-- start INPUT MATERIAL --
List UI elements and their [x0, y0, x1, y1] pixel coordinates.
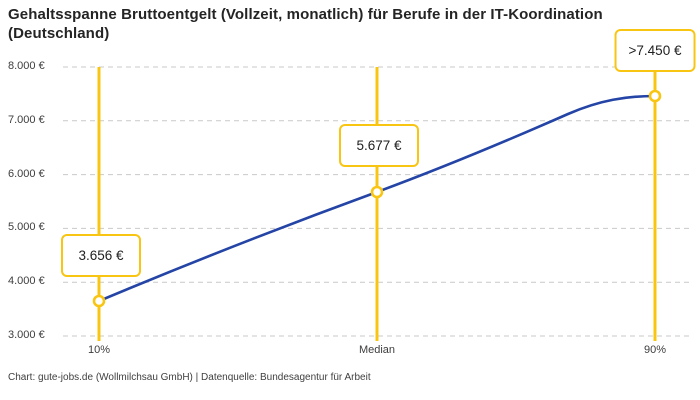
- percentile-marker-lines: [97, 67, 657, 341]
- x-tick-90-percent: 90%: [643, 344, 667, 356]
- y-tick-7000: 7.000 €: [8, 114, 45, 126]
- value-label-90-percent: >7.450 €: [614, 29, 696, 72]
- y-tick-6000: 6.000 €: [8, 168, 45, 180]
- x-tick-10-percent: 10%: [87, 344, 111, 356]
- y-tick-5000: 5.000 €: [8, 221, 45, 233]
- y-tick-3000: 3.000 €: [8, 329, 45, 341]
- y-tick-4000: 4.000 €: [8, 275, 45, 287]
- data-point-median: [370, 185, 384, 199]
- data-point-10: [92, 294, 106, 308]
- value-label-10-percent: 3.656 €: [61, 234, 141, 277]
- gridlines: [63, 66, 690, 337]
- data-point-90: [648, 89, 662, 103]
- chart-title: Gehaltsspanne Bruttoentgelt (Vollzeit, m…: [8, 6, 603, 42]
- y-tick-8000: 8.000 €: [8, 60, 45, 72]
- value-label-median: 5.677 €: [339, 124, 419, 167]
- chart-attribution: Chart: gute-jobs.de (Wollmilchsau GmbH) …: [8, 372, 371, 383]
- data-point-markers: [92, 89, 662, 308]
- x-tick-median: Median: [358, 344, 396, 356]
- salary-line: [97, 94, 657, 303]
-- end INPUT MATERIAL --
YOUR INSTRUCTIONS -> Rewrite all of the data above as a Markdown table with the columns Row and Line, giving each line its own numbered row. Skip blank lines and omit the picture.

ANSWER BELOW ->
| Row | Line |
|---|---|
| 1 | List UI elements and their [x0, y0, x1, y1] pixel coordinates. |
| 2 | - percentile-marker-lines: [97, 67, 657, 341] |
| 3 | - x-tick-90-percent: 90%: [643, 344, 667, 356] |
| 4 | - y-tick-7000: 7.000 €: [8, 114, 45, 126] |
| 5 | - value-label-90-percent: >7.450 €: [614, 29, 696, 72] |
| 6 | - y-tick-6000: 6.000 €: [8, 168, 45, 180] |
| 7 | - x-tick-10-percent: 10%: [87, 344, 111, 356] |
| 8 | - y-tick-5000: 5.000 €: [8, 221, 45, 233] |
| 9 | - y-tick-3000: 3.000 €: [8, 329, 45, 341] |
| 10 | - y-tick-4000: 4.000 €: [8, 275, 45, 287] |
| 11 | - data-point-median: [370, 185, 384, 199] |
| 12 | - data-point-10: [92, 294, 106, 308] |
| 13 | - value-label-10-percent: 3.656 €: [61, 234, 141, 277] |
| 14 | - gridlines: [63, 66, 690, 337] |
| 15 | - data-point-90: [648, 89, 662, 103] |
| 16 | - chart-title: Gehaltsspanne Bruttoentgelt (Vollzeit, m…: [8, 6, 603, 42] |
| 17 | - y-tick-8000: 8.000 €: [8, 60, 45, 72] |
| 18 | - value-label-median: 5.677 €: [339, 124, 419, 167] |
| 19 | - chart-attribution: Chart: gute-jobs.de (Wollmilchsau GmbH) …: [8, 372, 371, 383] |
| 20 | - data-point-markers: [92, 89, 662, 308] |
| 21 | - x-tick-median: Median: [358, 344, 396, 356] |
| 22 | - salary-line: [97, 94, 657, 303] |